### WHAT YOU WILL DO
According to the email reply below, which machine type does qemu-system-riscv64 use when the command does not specify one?

### SOURCE
>> Start
Date: Tue, 27 Sep 2022 10:26:53 +0100

On Mon, 26 Sept 2022 at 20:39, Victor Martins <vmartins@lisha.ufsc.br> wrote:
> And after I try use the dtb file and remove the virt board like this:
>
> $ qemu-system-riscv64 \
>     -nographic \
>     -dtb ./riscv64-virt.dtb \
>     -kernel linux-5.19.1/arch/riscv/boot/Image \
>     -append "root=/dev/vda ro console=ttyS0" \
>     -drive file=busybox,format=raw,id=hd0 \
>     -device virtio-blk-device,drive=hd0 \
>     -netdev user,id=eth0 \
>     -device virtio-net-device,netdev=eth0

This command doesn't specify a machine type. That means you
get whatever the default machine type for riscv64 is, which
happens to be "spike". A kernel built for the "virt" board
won't run on "spike", especially if it's passed a DTB for
the "virt" board.

What are you trying to achieve by removing the "-machine virt"
option? In general:
(1) you should always specify a machine type (even if there
is a default, it's clearer to say what you want rather than
relying on the default)
>> End
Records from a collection
>> Start
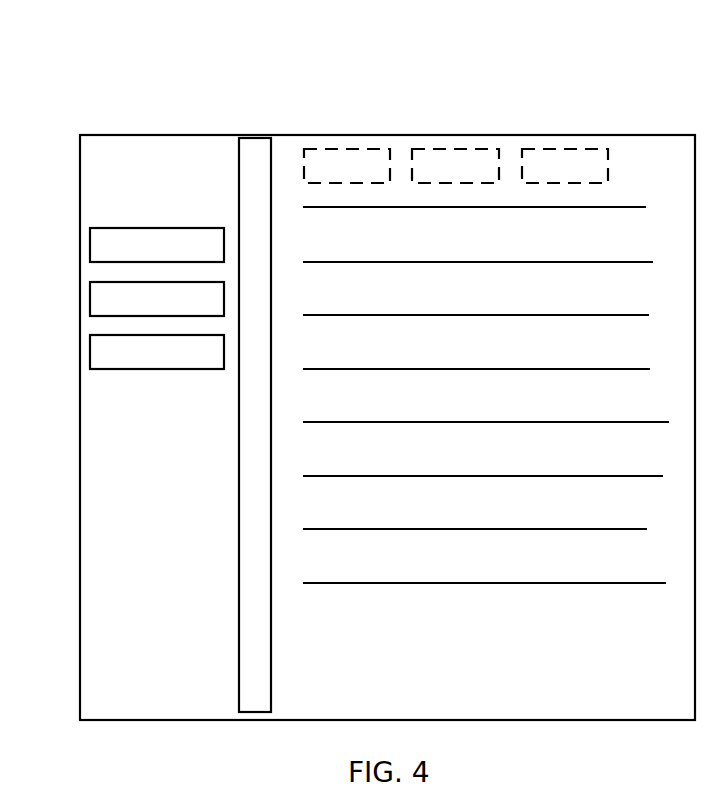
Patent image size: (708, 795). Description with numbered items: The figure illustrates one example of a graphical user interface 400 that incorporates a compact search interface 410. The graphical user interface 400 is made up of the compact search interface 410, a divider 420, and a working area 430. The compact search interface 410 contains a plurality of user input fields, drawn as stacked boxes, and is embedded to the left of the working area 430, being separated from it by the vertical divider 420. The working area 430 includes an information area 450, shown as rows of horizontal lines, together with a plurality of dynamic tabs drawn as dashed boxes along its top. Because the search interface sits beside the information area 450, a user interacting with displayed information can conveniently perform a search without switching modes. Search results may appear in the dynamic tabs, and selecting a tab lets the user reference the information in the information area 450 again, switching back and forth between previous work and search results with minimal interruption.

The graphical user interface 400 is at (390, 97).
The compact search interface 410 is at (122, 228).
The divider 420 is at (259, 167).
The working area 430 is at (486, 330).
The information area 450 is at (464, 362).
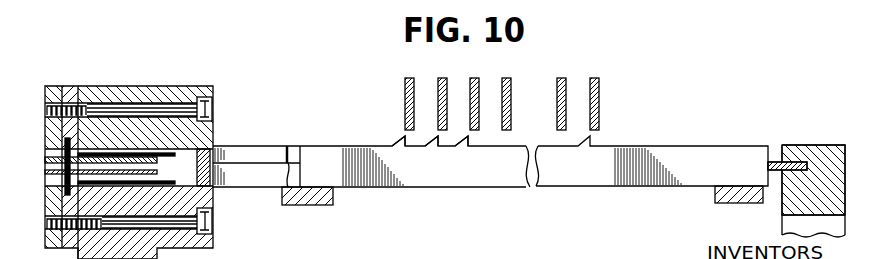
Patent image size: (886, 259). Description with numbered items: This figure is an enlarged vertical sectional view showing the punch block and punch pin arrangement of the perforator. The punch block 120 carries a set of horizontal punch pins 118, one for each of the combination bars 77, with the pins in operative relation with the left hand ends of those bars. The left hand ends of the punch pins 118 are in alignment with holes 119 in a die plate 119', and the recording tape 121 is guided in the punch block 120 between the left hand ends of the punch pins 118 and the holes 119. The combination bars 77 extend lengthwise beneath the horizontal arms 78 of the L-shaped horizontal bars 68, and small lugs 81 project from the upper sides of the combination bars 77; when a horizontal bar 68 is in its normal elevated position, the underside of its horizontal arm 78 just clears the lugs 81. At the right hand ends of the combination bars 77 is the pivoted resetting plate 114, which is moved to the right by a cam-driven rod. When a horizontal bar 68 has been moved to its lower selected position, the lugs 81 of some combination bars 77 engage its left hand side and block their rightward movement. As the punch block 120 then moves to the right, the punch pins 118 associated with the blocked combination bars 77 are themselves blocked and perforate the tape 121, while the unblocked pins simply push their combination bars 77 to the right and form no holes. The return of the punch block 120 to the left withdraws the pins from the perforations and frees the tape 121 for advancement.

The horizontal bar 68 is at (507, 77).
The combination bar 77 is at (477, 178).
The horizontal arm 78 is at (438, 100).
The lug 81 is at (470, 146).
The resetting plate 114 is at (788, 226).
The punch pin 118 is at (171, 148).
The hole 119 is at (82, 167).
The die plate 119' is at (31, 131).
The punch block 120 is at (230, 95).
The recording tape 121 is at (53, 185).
>> End
>> Start
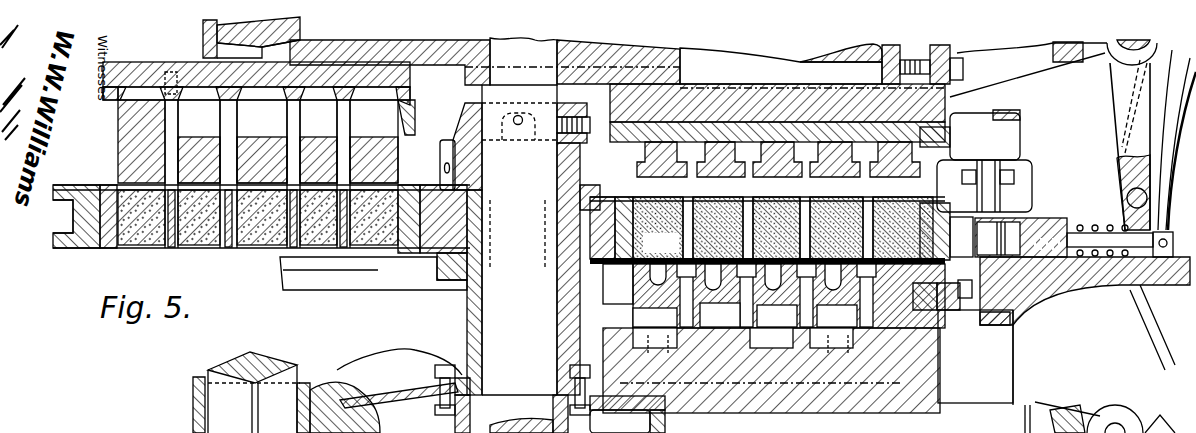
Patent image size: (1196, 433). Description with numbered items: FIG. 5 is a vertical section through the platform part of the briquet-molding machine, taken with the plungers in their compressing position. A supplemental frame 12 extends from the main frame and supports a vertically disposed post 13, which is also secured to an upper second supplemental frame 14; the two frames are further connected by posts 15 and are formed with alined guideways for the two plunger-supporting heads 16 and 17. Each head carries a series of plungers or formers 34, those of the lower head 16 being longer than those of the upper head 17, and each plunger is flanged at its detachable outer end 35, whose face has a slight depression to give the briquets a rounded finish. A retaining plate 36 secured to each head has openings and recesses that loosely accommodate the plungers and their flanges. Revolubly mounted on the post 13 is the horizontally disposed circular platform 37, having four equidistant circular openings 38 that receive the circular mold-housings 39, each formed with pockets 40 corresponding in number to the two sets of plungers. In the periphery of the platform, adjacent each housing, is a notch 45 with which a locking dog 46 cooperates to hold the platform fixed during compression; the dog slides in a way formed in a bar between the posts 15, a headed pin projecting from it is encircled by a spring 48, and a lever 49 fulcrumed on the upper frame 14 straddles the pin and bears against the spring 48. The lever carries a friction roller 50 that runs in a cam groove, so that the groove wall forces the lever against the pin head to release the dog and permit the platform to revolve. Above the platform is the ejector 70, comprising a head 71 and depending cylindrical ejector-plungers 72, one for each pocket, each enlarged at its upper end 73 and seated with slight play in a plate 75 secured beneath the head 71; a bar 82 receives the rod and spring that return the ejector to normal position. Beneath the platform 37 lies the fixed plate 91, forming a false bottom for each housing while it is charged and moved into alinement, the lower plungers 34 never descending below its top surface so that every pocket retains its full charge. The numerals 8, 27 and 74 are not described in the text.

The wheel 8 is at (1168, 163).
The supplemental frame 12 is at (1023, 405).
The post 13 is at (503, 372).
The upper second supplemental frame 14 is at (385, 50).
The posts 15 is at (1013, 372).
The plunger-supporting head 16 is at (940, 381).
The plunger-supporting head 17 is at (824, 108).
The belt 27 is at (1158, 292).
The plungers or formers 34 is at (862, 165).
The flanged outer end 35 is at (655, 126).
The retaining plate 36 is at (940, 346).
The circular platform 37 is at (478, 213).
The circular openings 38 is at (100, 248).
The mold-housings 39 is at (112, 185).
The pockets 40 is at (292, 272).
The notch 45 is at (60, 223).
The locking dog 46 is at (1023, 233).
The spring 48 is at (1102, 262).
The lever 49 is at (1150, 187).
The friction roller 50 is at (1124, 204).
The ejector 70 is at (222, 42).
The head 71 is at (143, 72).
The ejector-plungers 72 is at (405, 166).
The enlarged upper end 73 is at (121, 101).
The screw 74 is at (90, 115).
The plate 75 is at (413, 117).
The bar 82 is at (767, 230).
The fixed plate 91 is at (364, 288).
>> End
### OUTPUT OF THE TASK
It uses the default machine type for riscv64, which is "spike".